#### GIVEN PROBLEM:
Track down each line that has the word "pour" and copy it.

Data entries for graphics
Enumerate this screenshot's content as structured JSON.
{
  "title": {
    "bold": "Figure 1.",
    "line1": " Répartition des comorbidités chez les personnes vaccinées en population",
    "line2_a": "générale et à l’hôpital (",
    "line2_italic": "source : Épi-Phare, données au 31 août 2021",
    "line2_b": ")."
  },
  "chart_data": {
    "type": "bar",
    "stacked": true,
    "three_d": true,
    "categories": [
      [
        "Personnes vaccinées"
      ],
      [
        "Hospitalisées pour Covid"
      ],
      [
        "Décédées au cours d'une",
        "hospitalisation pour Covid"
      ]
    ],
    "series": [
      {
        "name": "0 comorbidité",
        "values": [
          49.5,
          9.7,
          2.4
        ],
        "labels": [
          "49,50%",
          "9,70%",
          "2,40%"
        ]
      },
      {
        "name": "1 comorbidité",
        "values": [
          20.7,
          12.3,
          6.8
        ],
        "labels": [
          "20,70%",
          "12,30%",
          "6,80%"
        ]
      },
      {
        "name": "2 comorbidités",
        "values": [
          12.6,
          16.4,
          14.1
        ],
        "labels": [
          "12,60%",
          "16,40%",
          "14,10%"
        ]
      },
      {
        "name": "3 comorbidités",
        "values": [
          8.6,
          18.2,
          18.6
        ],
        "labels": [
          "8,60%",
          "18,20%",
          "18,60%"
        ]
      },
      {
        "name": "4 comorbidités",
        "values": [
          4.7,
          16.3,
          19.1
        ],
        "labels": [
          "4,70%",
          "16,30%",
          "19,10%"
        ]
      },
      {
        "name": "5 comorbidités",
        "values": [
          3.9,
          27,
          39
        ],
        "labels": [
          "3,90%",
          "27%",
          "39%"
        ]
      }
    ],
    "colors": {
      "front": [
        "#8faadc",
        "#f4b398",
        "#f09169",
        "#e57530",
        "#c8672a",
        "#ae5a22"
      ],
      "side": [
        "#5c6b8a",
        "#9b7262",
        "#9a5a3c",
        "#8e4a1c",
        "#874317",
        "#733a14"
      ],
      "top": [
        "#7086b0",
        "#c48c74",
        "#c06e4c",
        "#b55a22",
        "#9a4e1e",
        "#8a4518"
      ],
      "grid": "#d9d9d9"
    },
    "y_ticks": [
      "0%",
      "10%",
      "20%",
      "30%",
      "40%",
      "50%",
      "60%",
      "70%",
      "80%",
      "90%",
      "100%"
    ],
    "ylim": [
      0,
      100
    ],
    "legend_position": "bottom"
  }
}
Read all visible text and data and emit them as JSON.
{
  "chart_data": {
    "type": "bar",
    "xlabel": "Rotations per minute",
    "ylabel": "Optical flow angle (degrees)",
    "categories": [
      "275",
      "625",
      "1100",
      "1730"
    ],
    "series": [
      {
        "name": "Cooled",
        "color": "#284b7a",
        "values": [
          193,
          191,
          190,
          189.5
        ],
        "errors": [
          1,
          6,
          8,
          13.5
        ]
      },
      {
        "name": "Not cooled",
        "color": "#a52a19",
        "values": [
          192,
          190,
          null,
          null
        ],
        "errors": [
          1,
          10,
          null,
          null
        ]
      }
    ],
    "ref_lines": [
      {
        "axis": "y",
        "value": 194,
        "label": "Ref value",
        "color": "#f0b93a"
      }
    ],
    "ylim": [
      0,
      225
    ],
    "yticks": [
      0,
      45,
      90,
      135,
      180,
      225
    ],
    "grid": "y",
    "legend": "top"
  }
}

#### TASK RESULT:
        "Hospitalisées pour Covid"
        "hospitalisation pour Covid"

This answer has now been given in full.